* TASK
Filter the lines below, copying only those with the string "网上餐饮管理系统".

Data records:
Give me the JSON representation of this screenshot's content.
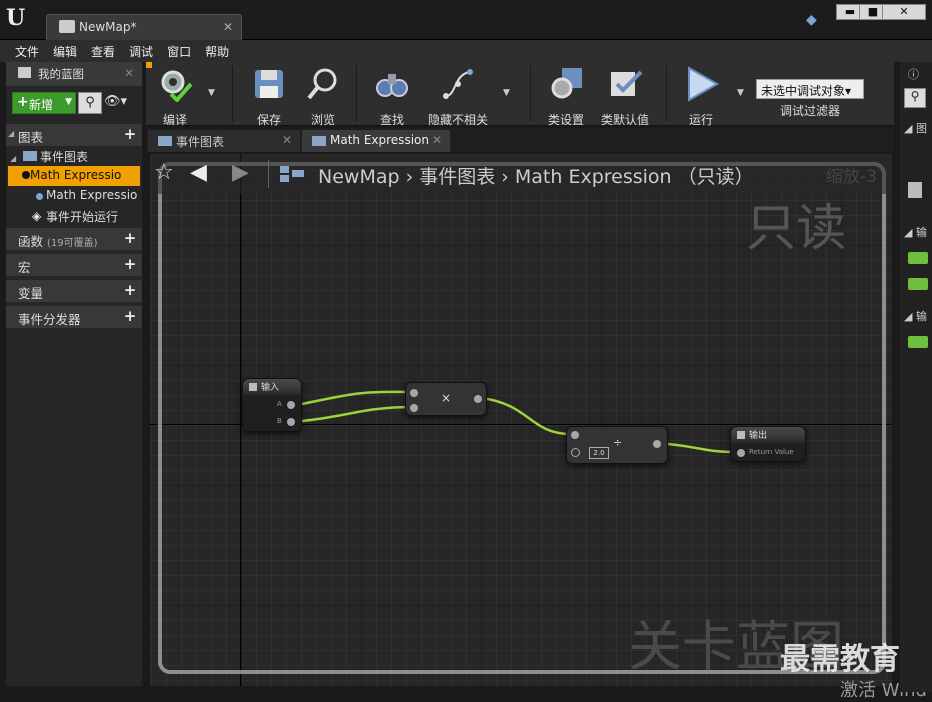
{
  "titlebar": {
    "tab_label": "NewMap*",
    "minimize": "▬",
    "maximize": "■",
    "close": "✕"
  },
  "menu": [
    "文件",
    "编辑",
    "查看",
    "调试",
    "窗口",
    "帮助"
  ],
  "left_panel": {
    "tab_label": "我的蓝图",
    "add_label": "新增",
    "categories": {
      "graphs": "图表",
      "functions": "函数",
      "functions_note": "(19可覆盖)",
      "macros": "宏",
      "variables": "变量",
      "dispatchers": "事件分发器"
    },
    "tree": {
      "event_graph": "事件图表",
      "item1": "Math Expressio",
      "item2": "Math Expressio",
      "item3": "事件开始运行"
    }
  },
  "toolbar": {
    "compile": "编译",
    "save": "保存",
    "browse": "浏览",
    "find": "查找",
    "hide_unrelated": "隐藏不相关",
    "class_settings": "类设置",
    "class_defaults": "类默认值",
    "run": "运行",
    "debug_object": "未选中调试对象▾",
    "debug_filter": "调试过滤器"
  },
  "graph_tabs": [
    {
      "label": "事件图表"
    },
    {
      "label": "Math Expression"
    }
  ],
  "graph": {
    "breadcrumb": "NewMap ›  事件图表   ›   Math Expression （只读）",
    "zoom": "缩放-3",
    "readonly": "只读",
    "level_watermark": "关卡蓝图"
  },
  "nodes": {
    "input_title": "输入",
    "input_pin_a": "A",
    "input_pin_b": "B",
    "multiply_op": "×",
    "divide_op": "÷",
    "divide_const": "2.0",
    "output_title": "输出",
    "output_pin": "Return Value"
  },
  "watermarks": {
    "brand": "最需教育",
    "activate": "激活 Wind"
  },
  "colors": {
    "wire": "#9ed23a",
    "accent": "#f0a000",
    "add_button": "#3d9a2c"
  }
}
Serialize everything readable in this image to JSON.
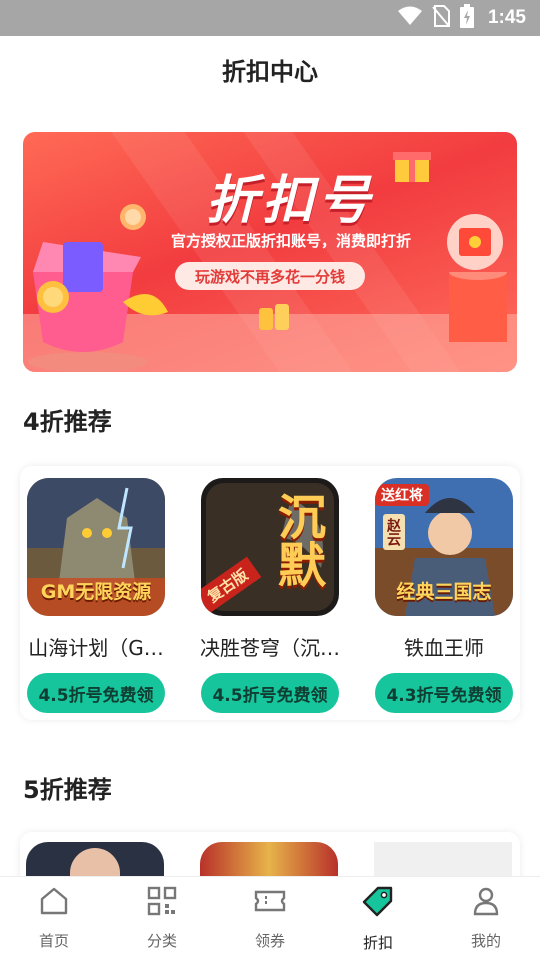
{
  "status_bar": {
    "time": "1:45",
    "icons": [
      "wifi-icon",
      "no-sim-icon",
      "battery-charging-icon"
    ]
  },
  "header": {
    "title": "折扣中心"
  },
  "banner": {
    "title": "折扣号",
    "subtitle": "官方授权正版折扣账号，消费即打折",
    "pill": "玩游戏不再多花一分钱"
  },
  "sections": [
    {
      "title": "4折推荐",
      "games": [
        {
          "name": "山海计划（G…",
          "button": "4.5折号免费领",
          "tile_text": "GM无限资源"
        },
        {
          "name": "决胜苍穹（沉…",
          "button": "4.5折号免费领",
          "tile_text": "沉默",
          "tile_badge": "复古版"
        },
        {
          "name": "铁血王师",
          "button": "4.3折号免费领",
          "tile_text": "经典三国志",
          "tile_badge": "送红将",
          "tile_side": "赵云"
        }
      ]
    },
    {
      "title": "5折推荐",
      "games": [
        {
          "name": "",
          "button": ""
        },
        {
          "name": "",
          "button": ""
        },
        {
          "name": "",
          "button": ""
        }
      ]
    }
  ],
  "bottom_nav": [
    {
      "label": "首页",
      "icon": "home-icon"
    },
    {
      "label": "分类",
      "icon": "grid-qr-icon"
    },
    {
      "label": "领券",
      "icon": "coupon-icon"
    },
    {
      "label": "折扣",
      "icon": "tag-icon",
      "active": true
    },
    {
      "label": "我的",
      "icon": "user-icon"
    }
  ],
  "colors": {
    "accent": "#17c59c",
    "banner": "#f23c3f",
    "status_bar": "#a6a6a6"
  }
}
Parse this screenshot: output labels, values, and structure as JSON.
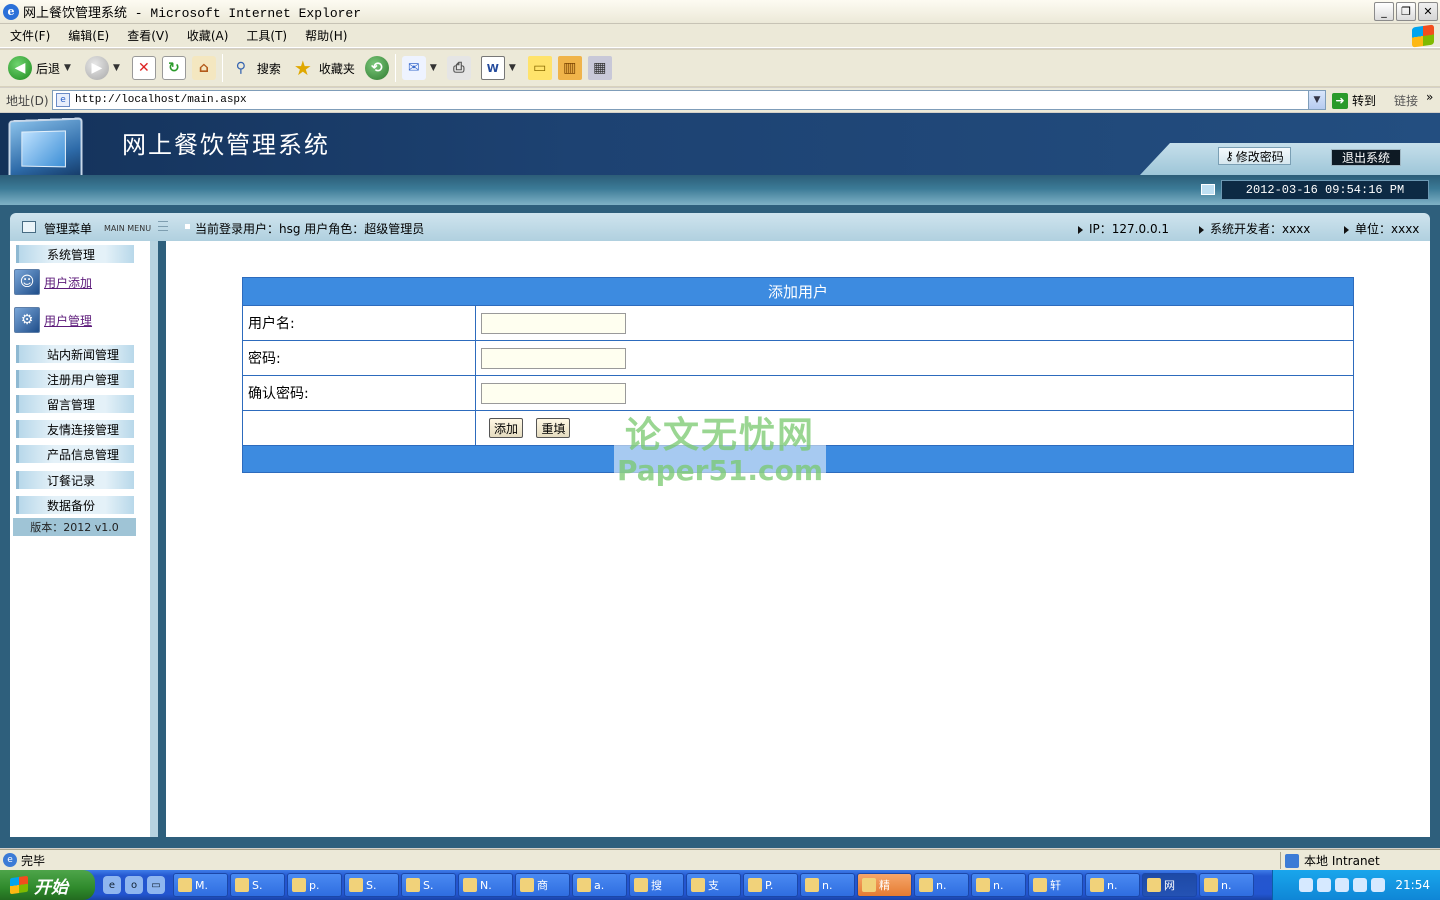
{
  "window": {
    "title": "网上餐饮管理系统 - Microsoft Internet Explorer",
    "min": "_",
    "max": "❐",
    "close": "✕"
  },
  "menubar": {
    "items": [
      "文件(F)",
      "编辑(E)",
      "查看(V)",
      "收藏(A)",
      "工具(T)",
      "帮助(H)"
    ]
  },
  "toolbar": {
    "back_label": "后退",
    "search_label": "搜索",
    "favorites_label": "收藏夹"
  },
  "address": {
    "label": "地址(D)",
    "url": "http://localhost/main.aspx",
    "go_label": "转到",
    "links_label": "链接"
  },
  "app": {
    "title": "网上餐饮管理系统",
    "change_password": "修改密码",
    "exit": "退出系统",
    "datetime": "2012-03-16 09:54:16 PM",
    "menu_title": "管理菜单",
    "menu_en": "MAIN MENU",
    "current_user": "当前登录用户：hsg   用户角色：超级管理员",
    "ip": "IP：127.0.0.1",
    "developer": "系统开发者：xxxx",
    "unit": "单位：xxxx"
  },
  "sidebar": {
    "system": "系统管理",
    "user_add": "用户添加",
    "user_manage": "用户管理",
    "items": [
      "站内新闻管理",
      "注册用户管理",
      "留言管理",
      "友情连接管理",
      "产品信息管理",
      "订餐记录",
      "数据备份"
    ],
    "version": "版本：2012 v1.0"
  },
  "form": {
    "heading": "添加用户",
    "username_label": "用户名:",
    "password_label": "密码:",
    "confirm_label": "确认密码:",
    "username_value": "",
    "password_value": "",
    "confirm_value": "",
    "add_button": "添加",
    "reset_button": "重填"
  },
  "watermark": {
    "line1": "论文无忧网",
    "line2": "Paper51.com"
  },
  "statusbar": {
    "text": "完毕",
    "zone": "本地 Intranet"
  },
  "taskbar": {
    "start": "开始",
    "tasks": [
      "M.",
      "S.",
      "p.",
      "S.",
      "S.",
      "N.",
      "商",
      "a.",
      "搜",
      "支",
      "P.",
      "n.",
      "精",
      "n.",
      "n.",
      "轩",
      "n.",
      "网",
      "n."
    ],
    "clock": "21:54"
  }
}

* SOLUTION
    "title": "网上餐饮管理系统 - Microsoft Internet Explorer",
    "title": "网上餐饮管理系统",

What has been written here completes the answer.